## Exercise objective
Exactly how many lines have the word "Name"? Answer with the bare number.

## Supplied entries
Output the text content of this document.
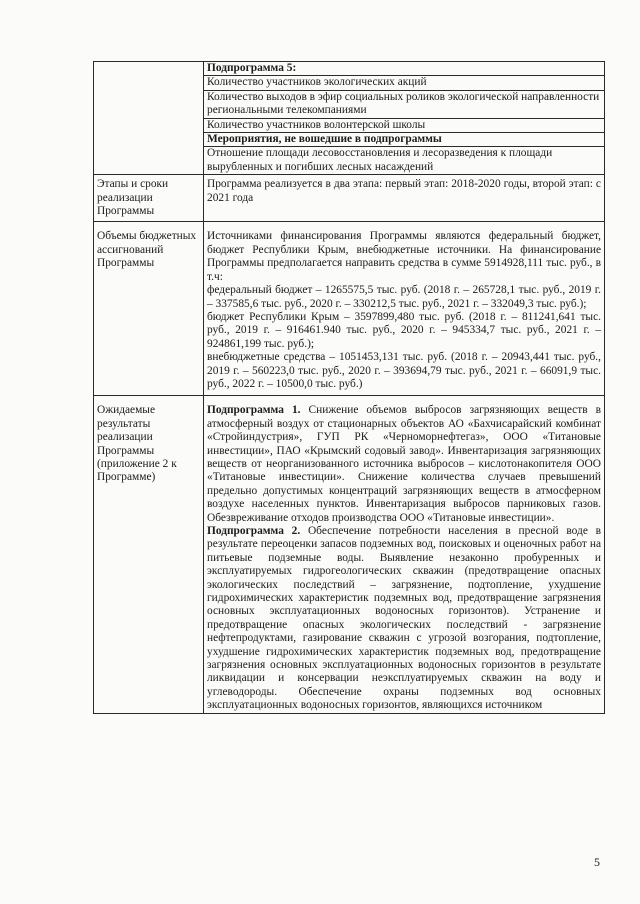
	Подпрограмма 5:
	Количество участников экологических акций
	Количество выходов в эфир социальных роликов экологической направленности региональными телекомпаниями
	Количество участников волонтерской школы
	Мероприятия, не вошедшие в подпрограммы
	Отношение площади лесовосстановления и лесоразведения к площади вырубленных и погибших лесных насаждений
Этапы и сроки реализации Программы	Программа реализуется в два этапа: первый этап: 2018-2020 годы, второй этап: с 2021 года
Объемы бюджетных ассигнований Программы	Источниками финансирования Программы являются федеральный бюджет, бюджет Республики Крым, внебюджетные источники. На финансирование Программы предполагается направить средства в сумме 5914928,111 тыс. руб., в т.ч:

федеральный бюджет – 1265575,5 тыс. руб. (2018 г. – 265728,1 тыс. руб., 2019 г. – 337585,6 тыс. руб., 2020 г. – 330212,5 тыс. руб., 2021 г. – 332049,3 тыс. руб.);

бюджет Республики Крым – 3597899,480 тыс. руб. (2018 г. – 811241,641 тыс. руб., 2019 г. – 916461.940 тыс. руб., 2020 г. – 945334,7 тыс. руб., 2021 г. – 924861,199 тыс. руб.);

внебюджетные средства – 1051453,131 тыс. руб. (2018 г. – 20943,441 тыс. руб., 2019 г. – 560223,0 тыс. руб., 2020 г. – 393694,79 тыс. руб., 2021 г. – 66091,9 тыс. руб., 2022 г. – 10500,0 тыс. руб.)

Ожидаемые результаты реализации Программы (приложение 2 к Программе)	Подпрограмма 1. Снижение объемов выбросов загрязняющих веществ в атмосферный воздух от стационарных объектов АО «Бахчисарайский комбинат «Стройиндустрия», ГУП РК «Черноморнефтегаз», ООО «Титановые инвестиции», ПАО «Крымский содовый завод». Инвентаризация загрязняющих веществ от неорганизованного источника выбросов – кислотонакопителя ООО «Титановые инвестиции». Снижение количества случаев превышений предельно допустимых концентраций загрязняющих веществ в атмосферном воздухе населенных пунктов. Инвентаризация выбросов парниковых газов. Обезвреживание отходов производства ООО «Титановые инвестиции».

Подпрограмма 2. Обеспечение потребности населения в пресной воде в результате переоценки запасов подземных вод, поисковых и оценочных работ на питьевые подземные воды. Выявление незаконно пробуренных и эксплуатируемых гидрогеологических скважин (предотвращение опасных экологических последствий – загрязнение, подтопление, ухудшение гидрохимических характеристик подземных вод, предотвращение загрязнения основных эксплуатационных водоносных горизонтов). Устранение и предотвращение опасных экологических последствий - загрязнение нефтепродуктами, газирование скважин с угрозой возгорания, подтопление, ухудшение гидрохимических характеристик подземных вод, предотвращение загрязнения основных эксплуатационных водоносных горизонтов в результате ликвидации и консервации неэксплуатируемых скважин на воду и углеводороды. Обеспечение охраны подземных вод основных эксплуатационных водоносных горизонтов, являющихся источником

5
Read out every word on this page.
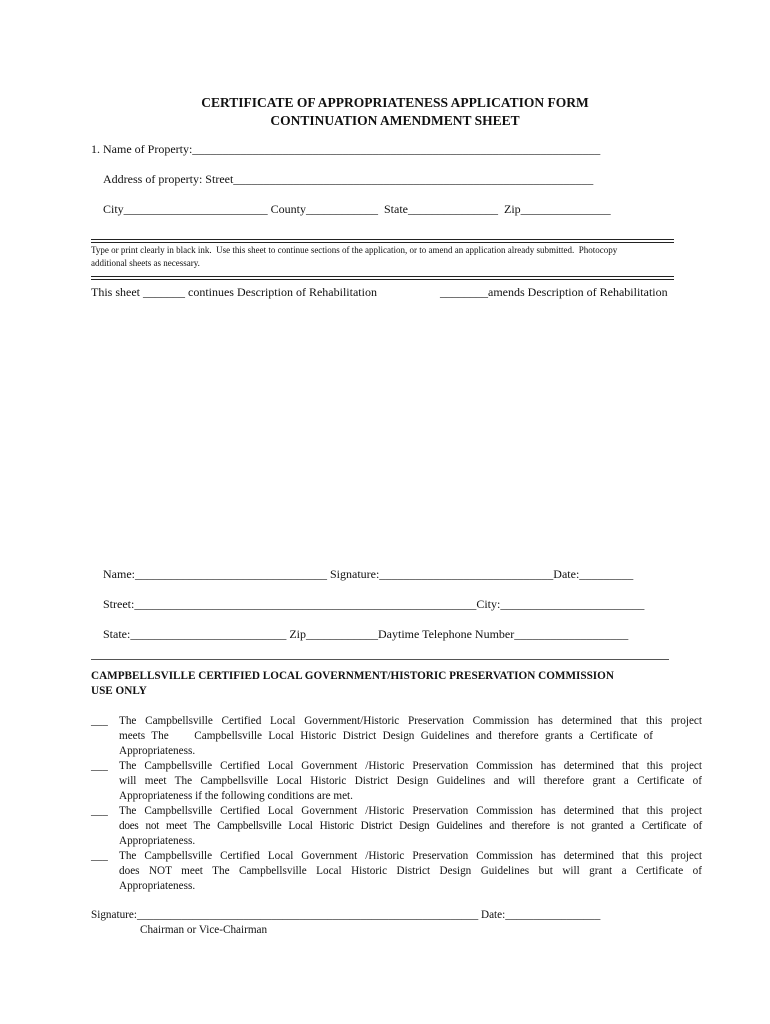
CERTIFICATE OF APPROPRIATENESS APPLICATION FORM
CONTINUATION AMENDMENT SHEET
1. Name of Property:____________________________________________________________________
Address of property: Street____________________________________________________________
City________________________ County____________  State_______________  Zip_______________
Type or print clearly in black ink.  Use this sheet to continue sections of the application, or to amend an application already submitted.  Photocopy
additional sheets as necessary.
This sheet _______ continues Description of Rehabilitation	________amends Description of Rehabilitation
Name:________________________________ Signature:_____________________________Date:_________
Street:_________________________________________________________City:________________________
State:__________________________ Zip____________Daytime Telephone Number___________________
CAMPBELLSVILLE CERTIFIED LOCAL GOVERNMENT/HISTORIC PRESERVATION COMMISSION
USE ONLY
___ The Campbellsville Certified Local Government/Historic Preservation Commission has determined that this project
meets The    Campbellsville Local Historic District Design Guidelines and therefore grants a Certificate of
Appropriateness.
___ The Campbellsville Certified Local Government /Historic Preservation Commission has determined that this project
will meet The Campbellsville Local Historic District Design Guidelines and will therefore grant a Certificate of
Appropriateness if the following conditions are met.
___ The Campbellsville Certified Local Government /Historic Preservation Commission has determined that this project
does not meet The Campbellsville Local Historic District Design Guidelines and therefore is not granted a Certificate of
Appropriateness.
___ The Campbellsville Certified Local Government /Historic Preservation Commission has determined that this project
does NOT meet The Campbellsville Local Historic District Design Guidelines but will grant a Certificate of
Appropriateness.
Signature:_____________________________________________________________ Date:_________________
Chairman or Vice-Chairman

## The reply
2